## Exercise data
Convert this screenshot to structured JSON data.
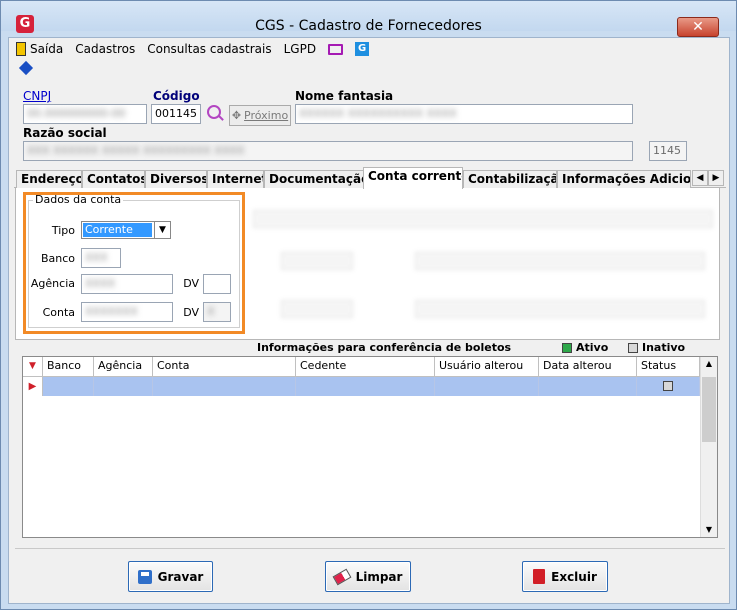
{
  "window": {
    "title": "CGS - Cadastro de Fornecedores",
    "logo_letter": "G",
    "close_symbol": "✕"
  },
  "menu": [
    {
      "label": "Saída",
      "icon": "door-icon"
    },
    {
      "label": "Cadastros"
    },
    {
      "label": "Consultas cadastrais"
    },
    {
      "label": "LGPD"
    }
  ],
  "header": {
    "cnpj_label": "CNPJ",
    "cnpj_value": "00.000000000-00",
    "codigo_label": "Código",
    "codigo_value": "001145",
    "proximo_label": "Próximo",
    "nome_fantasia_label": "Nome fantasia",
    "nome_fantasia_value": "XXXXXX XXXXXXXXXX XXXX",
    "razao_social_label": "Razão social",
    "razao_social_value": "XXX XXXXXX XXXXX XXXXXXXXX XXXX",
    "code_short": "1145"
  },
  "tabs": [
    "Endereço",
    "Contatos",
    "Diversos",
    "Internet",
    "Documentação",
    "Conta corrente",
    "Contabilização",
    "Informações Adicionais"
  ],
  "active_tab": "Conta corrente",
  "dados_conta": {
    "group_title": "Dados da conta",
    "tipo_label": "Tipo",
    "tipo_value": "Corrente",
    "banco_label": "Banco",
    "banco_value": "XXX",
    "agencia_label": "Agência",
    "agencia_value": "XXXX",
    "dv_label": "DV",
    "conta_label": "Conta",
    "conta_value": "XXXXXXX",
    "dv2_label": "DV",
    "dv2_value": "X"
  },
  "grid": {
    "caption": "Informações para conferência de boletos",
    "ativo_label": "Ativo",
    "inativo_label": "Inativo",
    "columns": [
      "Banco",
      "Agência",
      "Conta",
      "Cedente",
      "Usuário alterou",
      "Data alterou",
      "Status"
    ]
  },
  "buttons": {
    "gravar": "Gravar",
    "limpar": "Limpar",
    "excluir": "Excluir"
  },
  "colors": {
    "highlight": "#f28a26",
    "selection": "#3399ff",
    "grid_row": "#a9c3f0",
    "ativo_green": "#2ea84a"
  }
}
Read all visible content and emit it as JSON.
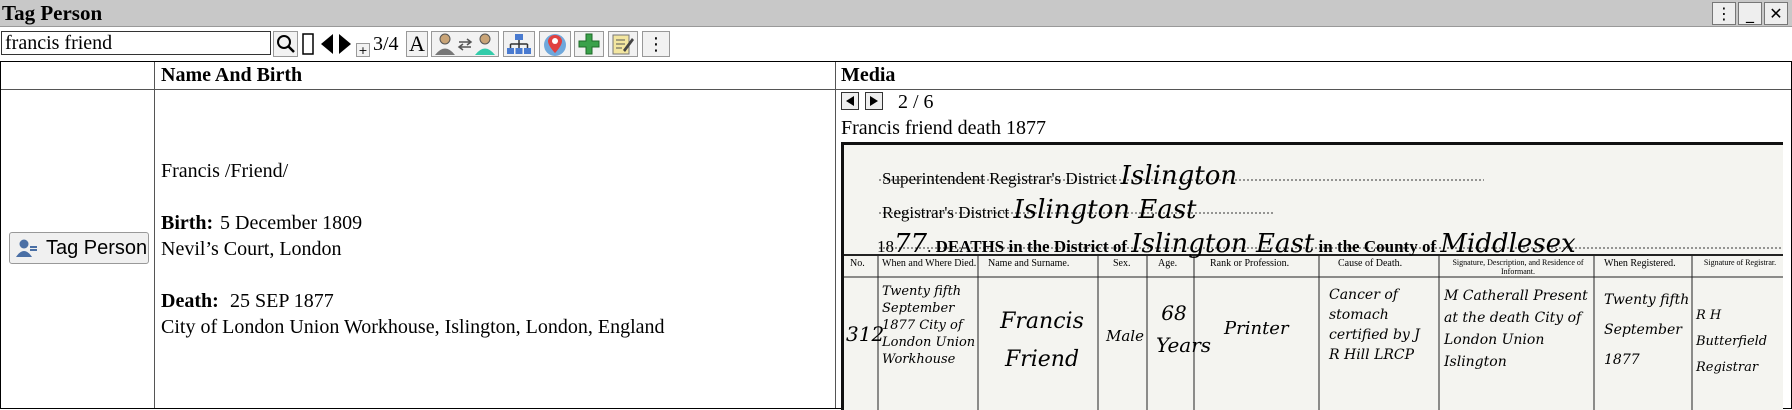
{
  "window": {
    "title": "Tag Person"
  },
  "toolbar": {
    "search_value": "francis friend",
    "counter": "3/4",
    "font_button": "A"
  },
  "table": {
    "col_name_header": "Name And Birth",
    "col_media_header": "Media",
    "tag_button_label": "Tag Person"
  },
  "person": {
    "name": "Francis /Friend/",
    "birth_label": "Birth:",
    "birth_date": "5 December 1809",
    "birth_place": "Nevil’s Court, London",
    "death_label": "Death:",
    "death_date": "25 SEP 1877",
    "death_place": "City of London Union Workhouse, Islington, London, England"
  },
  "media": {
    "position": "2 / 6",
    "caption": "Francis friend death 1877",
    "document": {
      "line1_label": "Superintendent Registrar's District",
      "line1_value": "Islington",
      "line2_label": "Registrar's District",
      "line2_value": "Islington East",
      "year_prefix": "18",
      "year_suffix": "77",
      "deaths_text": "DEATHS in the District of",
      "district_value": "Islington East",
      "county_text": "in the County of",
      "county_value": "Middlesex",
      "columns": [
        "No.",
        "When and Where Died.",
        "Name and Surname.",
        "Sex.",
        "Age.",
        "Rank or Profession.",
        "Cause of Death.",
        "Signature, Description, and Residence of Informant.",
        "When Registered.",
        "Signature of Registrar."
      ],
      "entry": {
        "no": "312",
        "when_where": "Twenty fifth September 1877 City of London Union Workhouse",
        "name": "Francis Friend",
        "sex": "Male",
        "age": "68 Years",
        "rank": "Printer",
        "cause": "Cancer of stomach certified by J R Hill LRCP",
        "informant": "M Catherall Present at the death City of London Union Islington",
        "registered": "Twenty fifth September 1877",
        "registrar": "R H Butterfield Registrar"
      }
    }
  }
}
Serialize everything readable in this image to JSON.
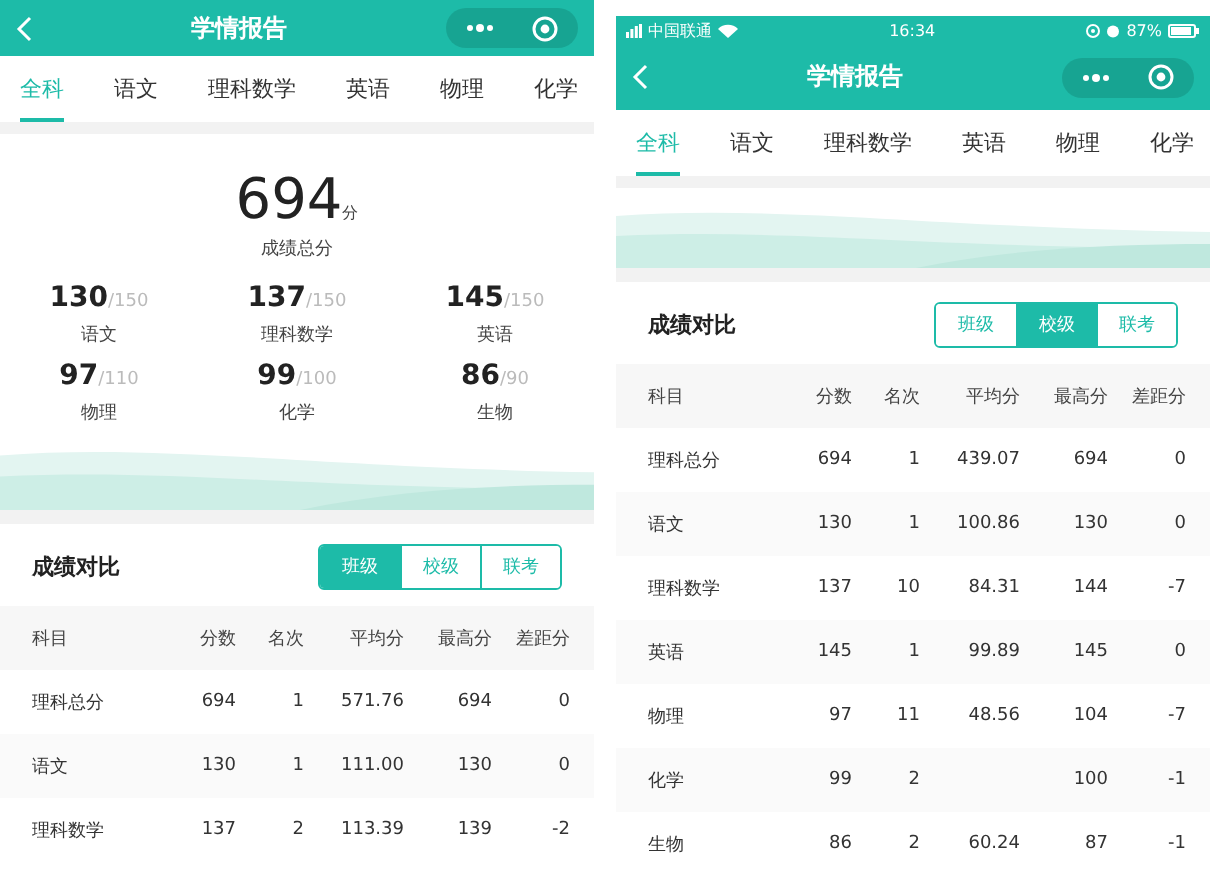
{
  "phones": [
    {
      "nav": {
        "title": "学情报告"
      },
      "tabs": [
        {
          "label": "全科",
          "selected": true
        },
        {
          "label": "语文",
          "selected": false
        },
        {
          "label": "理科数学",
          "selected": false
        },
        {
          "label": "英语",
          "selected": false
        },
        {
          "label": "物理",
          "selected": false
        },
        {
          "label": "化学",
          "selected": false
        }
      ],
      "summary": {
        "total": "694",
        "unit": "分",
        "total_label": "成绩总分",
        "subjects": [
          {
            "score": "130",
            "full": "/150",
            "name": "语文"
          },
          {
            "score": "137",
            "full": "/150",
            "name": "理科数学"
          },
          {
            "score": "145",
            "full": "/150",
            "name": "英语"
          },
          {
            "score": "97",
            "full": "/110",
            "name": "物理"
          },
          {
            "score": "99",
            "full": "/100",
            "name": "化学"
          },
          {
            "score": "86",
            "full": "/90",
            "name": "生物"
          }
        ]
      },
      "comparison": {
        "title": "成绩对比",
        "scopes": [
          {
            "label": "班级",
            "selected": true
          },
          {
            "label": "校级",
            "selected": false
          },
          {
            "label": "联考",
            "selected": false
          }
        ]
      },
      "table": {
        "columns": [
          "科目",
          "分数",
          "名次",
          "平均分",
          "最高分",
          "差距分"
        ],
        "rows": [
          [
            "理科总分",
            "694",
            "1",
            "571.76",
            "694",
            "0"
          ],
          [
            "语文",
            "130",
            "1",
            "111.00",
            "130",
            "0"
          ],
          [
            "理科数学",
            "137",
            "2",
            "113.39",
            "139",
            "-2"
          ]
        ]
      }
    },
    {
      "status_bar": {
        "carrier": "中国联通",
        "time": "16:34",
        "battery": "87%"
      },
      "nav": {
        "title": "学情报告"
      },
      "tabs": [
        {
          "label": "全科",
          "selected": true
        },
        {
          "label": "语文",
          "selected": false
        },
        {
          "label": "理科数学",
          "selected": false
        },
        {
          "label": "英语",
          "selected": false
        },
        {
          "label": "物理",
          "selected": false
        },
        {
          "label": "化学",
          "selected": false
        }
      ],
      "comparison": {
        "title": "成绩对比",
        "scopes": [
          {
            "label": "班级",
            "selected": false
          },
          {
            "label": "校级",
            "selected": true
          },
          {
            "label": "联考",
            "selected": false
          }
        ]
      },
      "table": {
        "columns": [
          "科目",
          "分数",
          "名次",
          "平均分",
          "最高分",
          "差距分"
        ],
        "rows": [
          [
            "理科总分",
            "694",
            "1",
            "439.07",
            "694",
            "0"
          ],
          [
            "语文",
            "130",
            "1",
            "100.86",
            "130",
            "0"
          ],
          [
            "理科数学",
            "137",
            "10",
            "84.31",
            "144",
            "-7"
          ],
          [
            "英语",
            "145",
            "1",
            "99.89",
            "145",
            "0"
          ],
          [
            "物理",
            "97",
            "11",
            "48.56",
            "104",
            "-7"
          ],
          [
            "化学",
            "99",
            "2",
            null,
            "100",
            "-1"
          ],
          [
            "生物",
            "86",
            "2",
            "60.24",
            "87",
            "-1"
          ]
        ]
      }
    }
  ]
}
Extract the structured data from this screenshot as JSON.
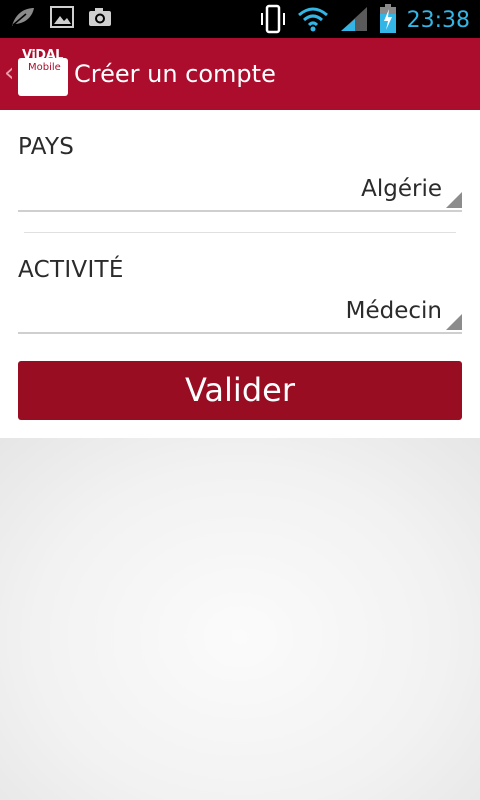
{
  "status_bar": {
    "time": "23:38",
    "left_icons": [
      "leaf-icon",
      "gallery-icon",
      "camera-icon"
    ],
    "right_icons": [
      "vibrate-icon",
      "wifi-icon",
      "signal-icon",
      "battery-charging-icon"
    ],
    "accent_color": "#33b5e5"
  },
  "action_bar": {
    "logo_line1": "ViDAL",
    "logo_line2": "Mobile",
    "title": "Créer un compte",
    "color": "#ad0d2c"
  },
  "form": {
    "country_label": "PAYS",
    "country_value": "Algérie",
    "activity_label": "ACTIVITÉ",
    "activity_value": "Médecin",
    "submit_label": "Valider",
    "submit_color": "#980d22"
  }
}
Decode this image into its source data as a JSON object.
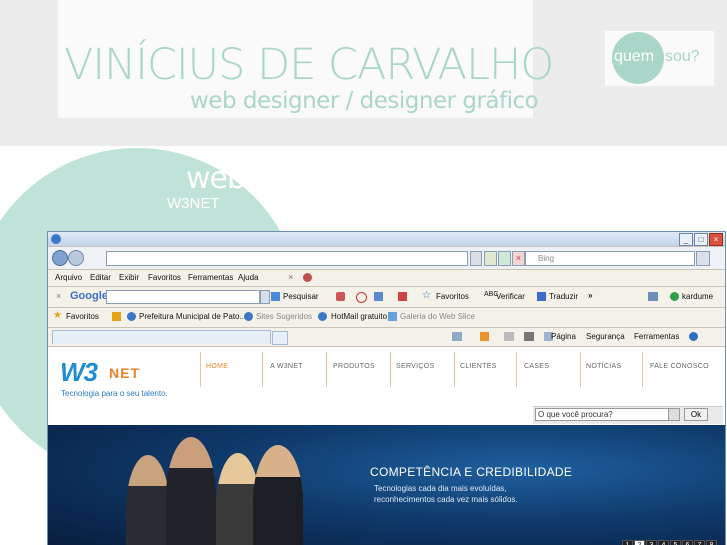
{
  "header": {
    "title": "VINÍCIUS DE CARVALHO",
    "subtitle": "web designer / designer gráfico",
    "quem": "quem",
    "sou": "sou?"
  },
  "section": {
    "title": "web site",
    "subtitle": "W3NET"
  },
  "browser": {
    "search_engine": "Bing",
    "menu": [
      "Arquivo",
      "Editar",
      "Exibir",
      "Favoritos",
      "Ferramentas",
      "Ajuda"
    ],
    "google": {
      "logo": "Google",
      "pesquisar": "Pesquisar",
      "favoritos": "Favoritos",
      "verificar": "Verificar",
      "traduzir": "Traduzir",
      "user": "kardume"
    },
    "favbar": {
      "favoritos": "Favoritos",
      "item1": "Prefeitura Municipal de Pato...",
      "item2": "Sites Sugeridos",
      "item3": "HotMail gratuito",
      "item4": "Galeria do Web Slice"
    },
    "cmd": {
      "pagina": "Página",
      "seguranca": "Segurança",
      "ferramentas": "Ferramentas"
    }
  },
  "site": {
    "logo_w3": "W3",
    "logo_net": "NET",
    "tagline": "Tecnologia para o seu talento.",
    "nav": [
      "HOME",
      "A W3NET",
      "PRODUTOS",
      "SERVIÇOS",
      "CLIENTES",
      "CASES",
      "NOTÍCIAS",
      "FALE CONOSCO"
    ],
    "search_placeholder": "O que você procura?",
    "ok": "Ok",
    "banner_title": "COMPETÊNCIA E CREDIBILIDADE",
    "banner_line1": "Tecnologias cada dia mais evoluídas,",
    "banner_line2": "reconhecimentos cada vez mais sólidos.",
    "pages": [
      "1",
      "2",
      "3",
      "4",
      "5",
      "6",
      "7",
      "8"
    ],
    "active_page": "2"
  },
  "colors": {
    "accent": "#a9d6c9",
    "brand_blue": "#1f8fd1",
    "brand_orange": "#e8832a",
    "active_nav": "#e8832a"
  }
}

## What you should do
Work out how many lines above contain the word "subtitle". Give only the number.

## Task solution
2